Stored entries
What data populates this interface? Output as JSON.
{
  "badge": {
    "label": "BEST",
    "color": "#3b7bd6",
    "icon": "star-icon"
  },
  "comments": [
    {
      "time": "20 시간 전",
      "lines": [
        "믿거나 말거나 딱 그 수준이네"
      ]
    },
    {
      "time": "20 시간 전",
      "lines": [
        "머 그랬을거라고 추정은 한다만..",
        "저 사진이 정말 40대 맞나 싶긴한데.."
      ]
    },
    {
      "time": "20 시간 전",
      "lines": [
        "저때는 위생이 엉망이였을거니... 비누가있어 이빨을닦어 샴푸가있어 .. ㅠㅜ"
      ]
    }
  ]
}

---

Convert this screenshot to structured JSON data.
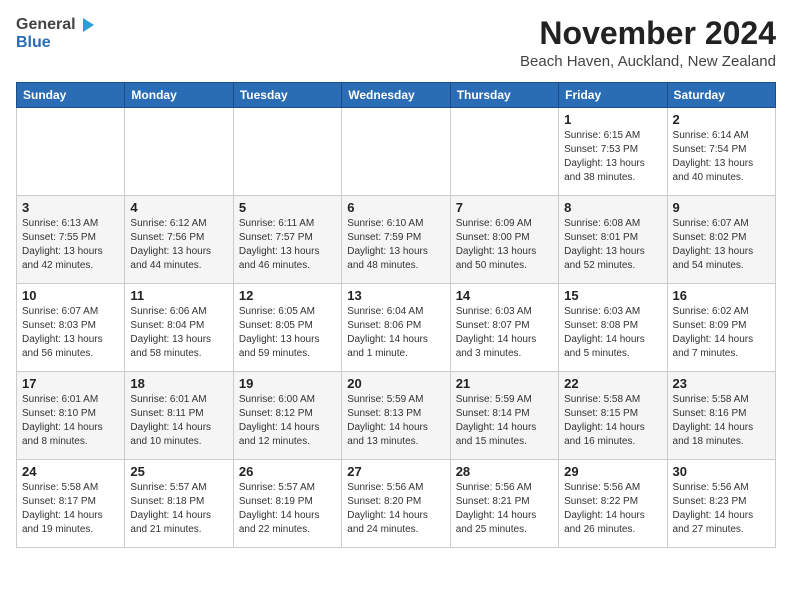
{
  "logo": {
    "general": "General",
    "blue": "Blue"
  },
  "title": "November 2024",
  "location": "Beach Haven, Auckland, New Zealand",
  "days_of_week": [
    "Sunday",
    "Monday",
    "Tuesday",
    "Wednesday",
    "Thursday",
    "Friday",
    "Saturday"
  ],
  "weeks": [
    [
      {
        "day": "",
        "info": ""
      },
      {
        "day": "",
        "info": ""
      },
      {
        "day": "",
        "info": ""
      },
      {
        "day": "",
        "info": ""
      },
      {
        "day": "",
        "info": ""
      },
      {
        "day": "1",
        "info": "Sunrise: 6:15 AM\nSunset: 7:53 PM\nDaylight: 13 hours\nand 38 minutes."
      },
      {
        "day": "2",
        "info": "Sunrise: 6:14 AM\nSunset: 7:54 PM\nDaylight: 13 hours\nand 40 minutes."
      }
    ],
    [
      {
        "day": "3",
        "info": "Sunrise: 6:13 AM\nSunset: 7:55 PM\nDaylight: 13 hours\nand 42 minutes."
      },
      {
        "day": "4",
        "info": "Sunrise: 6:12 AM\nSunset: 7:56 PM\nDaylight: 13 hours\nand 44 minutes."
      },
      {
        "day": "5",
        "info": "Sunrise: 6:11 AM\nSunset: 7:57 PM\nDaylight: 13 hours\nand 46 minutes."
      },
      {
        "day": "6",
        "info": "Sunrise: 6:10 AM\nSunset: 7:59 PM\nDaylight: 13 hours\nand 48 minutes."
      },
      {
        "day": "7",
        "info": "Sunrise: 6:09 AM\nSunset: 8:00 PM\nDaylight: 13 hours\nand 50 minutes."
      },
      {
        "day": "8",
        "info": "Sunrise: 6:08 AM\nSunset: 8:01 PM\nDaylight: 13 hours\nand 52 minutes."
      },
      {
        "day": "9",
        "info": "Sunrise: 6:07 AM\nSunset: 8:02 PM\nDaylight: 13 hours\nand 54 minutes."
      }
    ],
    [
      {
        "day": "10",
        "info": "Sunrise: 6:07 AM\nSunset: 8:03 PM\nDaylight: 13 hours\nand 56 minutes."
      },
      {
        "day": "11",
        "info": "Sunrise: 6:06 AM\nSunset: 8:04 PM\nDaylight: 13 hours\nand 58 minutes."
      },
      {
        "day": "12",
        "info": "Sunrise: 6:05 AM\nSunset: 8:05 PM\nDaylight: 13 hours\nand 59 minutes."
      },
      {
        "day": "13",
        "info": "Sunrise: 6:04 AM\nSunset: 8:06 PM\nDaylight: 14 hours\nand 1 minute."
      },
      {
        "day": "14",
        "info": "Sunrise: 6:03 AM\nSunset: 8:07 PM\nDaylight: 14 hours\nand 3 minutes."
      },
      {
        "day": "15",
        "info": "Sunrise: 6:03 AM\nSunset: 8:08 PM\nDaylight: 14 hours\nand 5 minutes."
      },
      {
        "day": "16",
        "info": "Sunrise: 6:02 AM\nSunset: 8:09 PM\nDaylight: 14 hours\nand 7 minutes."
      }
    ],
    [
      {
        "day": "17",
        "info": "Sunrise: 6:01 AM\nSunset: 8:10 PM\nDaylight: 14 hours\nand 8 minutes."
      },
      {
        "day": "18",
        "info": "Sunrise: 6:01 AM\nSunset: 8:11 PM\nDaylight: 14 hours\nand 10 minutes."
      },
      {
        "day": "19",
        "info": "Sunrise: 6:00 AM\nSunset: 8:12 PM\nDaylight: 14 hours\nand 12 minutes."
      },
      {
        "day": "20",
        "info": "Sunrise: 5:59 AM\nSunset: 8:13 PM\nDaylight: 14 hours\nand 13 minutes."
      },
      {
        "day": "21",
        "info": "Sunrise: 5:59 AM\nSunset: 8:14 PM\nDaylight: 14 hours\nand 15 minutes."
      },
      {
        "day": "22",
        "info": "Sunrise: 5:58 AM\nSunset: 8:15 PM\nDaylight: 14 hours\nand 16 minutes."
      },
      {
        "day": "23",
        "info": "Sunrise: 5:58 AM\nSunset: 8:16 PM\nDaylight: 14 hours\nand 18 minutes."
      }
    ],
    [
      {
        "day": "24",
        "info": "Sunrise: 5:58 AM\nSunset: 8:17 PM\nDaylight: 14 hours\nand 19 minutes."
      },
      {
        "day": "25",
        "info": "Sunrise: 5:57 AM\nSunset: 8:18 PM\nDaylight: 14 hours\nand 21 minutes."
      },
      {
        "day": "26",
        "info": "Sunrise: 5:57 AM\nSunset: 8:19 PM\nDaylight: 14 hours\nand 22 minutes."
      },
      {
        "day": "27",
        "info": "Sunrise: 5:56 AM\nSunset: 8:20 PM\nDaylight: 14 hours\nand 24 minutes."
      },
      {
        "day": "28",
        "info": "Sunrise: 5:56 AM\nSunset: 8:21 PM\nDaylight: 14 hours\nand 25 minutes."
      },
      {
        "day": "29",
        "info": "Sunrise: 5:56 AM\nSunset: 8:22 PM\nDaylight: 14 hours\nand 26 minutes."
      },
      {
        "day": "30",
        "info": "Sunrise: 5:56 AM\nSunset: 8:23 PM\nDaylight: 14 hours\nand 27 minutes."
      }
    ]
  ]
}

**TASK TO CARRY OUT**:
Filter the records above and return every line that holds the word "data".

**WRITTEN REPLY**:
What data populates this interface? Output as JSON.
Convert this screenshot to structured JSON data.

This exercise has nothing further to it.